_Exercise details_: Select each line where the word "JSON" appears.

_Record set_:
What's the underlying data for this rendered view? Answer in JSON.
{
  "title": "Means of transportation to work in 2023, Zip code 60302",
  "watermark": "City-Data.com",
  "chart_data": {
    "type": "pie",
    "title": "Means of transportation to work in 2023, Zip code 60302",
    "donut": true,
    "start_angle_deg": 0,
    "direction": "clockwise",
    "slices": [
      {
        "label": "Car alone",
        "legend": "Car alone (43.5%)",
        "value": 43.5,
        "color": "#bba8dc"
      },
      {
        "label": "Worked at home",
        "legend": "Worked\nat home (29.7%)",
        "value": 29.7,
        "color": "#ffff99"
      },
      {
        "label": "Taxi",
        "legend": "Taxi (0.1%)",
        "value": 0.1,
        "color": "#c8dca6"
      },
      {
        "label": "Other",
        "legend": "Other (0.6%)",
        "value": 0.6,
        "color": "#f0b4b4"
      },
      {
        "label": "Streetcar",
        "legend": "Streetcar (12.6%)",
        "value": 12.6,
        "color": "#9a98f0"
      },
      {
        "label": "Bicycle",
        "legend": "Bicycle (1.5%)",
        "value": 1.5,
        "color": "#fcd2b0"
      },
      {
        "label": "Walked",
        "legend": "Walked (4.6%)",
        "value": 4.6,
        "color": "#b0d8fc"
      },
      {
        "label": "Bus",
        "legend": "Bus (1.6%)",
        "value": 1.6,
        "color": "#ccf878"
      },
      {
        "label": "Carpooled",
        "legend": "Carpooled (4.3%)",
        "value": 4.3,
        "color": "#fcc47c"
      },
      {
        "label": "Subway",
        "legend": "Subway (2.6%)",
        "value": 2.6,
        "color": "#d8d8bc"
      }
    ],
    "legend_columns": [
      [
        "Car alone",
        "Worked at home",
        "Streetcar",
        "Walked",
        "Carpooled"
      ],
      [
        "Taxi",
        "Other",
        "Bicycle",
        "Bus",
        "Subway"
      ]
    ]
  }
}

---

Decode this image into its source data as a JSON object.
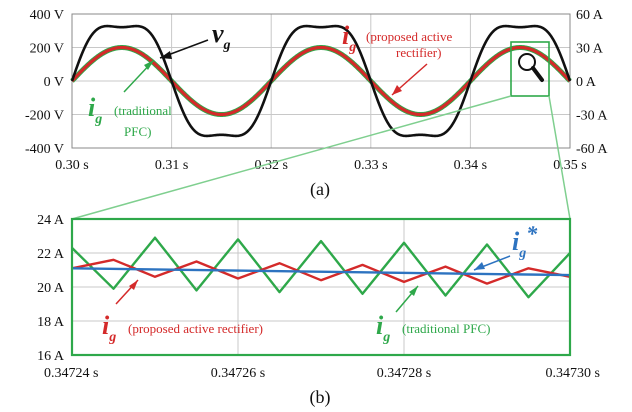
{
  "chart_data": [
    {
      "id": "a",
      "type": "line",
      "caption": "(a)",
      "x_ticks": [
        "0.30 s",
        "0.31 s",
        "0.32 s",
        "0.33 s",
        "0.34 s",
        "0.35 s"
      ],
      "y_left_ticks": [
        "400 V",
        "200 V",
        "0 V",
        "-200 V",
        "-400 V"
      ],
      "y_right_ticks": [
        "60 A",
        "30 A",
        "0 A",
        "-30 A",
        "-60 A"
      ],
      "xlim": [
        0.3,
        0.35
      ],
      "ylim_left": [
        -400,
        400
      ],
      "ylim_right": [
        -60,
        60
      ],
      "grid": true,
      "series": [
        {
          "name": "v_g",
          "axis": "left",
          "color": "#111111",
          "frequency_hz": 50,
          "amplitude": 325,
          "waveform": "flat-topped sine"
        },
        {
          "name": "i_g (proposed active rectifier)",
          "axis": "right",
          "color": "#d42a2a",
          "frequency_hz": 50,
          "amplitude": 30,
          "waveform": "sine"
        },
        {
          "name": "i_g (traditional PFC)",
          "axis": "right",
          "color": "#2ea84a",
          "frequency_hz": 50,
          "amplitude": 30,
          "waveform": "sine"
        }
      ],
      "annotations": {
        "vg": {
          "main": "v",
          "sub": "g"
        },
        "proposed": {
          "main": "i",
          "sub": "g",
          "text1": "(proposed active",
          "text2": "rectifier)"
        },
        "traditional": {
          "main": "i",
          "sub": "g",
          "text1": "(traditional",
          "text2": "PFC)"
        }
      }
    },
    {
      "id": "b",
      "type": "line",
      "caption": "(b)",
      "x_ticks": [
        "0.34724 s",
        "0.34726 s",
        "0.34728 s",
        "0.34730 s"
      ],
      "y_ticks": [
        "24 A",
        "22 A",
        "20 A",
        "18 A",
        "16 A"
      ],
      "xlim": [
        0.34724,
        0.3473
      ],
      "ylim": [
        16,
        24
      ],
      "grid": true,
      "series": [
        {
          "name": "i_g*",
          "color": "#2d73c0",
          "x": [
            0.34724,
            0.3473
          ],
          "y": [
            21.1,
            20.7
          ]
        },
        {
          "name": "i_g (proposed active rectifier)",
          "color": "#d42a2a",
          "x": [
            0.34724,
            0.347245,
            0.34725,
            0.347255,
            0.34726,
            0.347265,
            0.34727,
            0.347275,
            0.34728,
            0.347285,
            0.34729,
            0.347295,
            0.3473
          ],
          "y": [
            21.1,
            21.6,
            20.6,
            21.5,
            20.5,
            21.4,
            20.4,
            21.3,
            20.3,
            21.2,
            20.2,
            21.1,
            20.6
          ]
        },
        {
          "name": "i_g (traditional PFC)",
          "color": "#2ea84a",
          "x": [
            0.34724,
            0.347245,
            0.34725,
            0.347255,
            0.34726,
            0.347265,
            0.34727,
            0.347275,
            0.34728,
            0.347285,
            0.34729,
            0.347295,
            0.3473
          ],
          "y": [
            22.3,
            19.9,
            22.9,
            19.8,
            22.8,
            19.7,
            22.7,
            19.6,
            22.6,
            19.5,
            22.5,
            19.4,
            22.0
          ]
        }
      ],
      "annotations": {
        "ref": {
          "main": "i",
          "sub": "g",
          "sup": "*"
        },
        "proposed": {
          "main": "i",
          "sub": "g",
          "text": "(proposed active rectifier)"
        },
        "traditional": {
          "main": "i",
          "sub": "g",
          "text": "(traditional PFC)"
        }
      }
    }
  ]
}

_Answer to the task_:
What's the underlying data for this rendered view? Answer in JSON.
Decode this image into its source data as a JSON object.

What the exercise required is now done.